→ **REQUIREMENTS**: Determine how many lines contain the string "Buffers". Reply with that figure and nothing else.

[Figure dataset records]
____
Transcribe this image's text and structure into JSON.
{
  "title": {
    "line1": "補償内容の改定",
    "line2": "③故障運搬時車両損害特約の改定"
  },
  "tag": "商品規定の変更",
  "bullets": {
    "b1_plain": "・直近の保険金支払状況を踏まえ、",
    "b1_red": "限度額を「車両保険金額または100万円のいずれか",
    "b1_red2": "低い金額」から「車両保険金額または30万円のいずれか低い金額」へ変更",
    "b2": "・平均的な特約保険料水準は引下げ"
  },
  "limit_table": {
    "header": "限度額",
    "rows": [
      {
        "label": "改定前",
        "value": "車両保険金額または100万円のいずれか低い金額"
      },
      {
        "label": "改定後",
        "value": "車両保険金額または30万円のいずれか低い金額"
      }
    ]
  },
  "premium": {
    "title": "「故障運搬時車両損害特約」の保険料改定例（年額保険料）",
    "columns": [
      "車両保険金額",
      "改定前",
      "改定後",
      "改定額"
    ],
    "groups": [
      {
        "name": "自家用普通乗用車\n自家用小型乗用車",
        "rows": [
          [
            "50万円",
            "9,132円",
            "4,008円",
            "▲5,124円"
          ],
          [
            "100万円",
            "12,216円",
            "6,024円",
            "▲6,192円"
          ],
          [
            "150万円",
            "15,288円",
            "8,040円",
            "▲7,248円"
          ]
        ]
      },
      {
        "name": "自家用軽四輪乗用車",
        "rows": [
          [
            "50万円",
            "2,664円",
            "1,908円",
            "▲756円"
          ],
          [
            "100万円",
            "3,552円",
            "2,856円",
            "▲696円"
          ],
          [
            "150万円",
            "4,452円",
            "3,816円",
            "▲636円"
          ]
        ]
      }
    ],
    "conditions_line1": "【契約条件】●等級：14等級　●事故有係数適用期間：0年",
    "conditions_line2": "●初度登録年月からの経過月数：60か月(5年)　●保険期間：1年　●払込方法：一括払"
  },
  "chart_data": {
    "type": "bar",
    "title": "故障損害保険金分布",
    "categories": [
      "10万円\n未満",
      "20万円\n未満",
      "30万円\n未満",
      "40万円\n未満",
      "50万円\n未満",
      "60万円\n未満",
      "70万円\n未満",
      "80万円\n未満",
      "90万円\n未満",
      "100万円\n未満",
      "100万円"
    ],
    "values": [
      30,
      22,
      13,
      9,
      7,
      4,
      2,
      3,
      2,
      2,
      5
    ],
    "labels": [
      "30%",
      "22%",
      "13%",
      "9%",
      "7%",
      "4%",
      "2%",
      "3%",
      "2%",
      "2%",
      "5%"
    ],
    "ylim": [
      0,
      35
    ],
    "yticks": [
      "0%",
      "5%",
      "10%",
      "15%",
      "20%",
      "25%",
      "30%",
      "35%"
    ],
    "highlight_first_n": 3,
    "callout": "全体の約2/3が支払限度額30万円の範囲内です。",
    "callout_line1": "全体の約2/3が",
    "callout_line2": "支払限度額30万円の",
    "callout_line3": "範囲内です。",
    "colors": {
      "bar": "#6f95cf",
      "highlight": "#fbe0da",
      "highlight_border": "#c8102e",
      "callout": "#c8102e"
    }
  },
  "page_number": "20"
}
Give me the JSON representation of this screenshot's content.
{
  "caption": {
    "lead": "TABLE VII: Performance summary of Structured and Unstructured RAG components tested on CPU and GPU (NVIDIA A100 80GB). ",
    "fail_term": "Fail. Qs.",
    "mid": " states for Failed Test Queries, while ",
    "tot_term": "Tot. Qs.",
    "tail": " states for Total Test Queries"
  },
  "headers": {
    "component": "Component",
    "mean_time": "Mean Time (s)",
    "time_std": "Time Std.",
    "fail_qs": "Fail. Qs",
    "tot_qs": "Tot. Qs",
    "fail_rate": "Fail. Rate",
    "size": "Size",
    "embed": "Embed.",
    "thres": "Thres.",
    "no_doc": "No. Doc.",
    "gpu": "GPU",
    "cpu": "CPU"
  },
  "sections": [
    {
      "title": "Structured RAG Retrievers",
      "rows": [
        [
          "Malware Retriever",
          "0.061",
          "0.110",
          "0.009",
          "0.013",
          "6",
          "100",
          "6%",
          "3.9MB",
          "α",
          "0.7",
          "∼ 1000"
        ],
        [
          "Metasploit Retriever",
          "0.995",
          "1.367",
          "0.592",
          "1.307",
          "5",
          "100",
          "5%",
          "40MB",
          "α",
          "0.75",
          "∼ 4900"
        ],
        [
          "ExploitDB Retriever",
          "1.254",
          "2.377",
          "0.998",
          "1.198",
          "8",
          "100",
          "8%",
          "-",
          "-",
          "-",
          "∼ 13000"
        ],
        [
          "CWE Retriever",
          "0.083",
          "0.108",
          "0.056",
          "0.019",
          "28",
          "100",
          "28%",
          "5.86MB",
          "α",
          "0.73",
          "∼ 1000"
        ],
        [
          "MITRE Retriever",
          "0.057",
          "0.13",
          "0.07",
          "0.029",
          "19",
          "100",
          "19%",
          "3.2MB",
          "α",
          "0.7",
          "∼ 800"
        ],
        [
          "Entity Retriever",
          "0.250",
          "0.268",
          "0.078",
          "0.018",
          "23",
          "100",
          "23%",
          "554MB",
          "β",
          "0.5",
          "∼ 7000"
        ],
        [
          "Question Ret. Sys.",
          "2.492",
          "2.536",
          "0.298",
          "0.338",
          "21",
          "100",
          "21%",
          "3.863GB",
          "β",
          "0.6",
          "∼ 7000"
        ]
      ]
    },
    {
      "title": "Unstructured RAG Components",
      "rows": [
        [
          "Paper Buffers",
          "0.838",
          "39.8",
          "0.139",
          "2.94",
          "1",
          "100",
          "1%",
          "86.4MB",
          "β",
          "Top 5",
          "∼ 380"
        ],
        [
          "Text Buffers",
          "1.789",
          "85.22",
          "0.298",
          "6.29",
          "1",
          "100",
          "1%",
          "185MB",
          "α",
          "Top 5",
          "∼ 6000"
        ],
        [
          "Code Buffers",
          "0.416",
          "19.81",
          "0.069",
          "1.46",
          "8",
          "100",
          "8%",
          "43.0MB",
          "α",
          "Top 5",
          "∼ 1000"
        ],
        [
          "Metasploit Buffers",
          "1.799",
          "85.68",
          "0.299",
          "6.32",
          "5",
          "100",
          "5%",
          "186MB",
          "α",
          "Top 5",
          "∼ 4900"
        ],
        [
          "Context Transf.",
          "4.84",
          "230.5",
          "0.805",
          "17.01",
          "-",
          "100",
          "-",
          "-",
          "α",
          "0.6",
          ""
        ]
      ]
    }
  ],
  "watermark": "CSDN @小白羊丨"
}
____
→ **COMPLETE ANSWER**: 4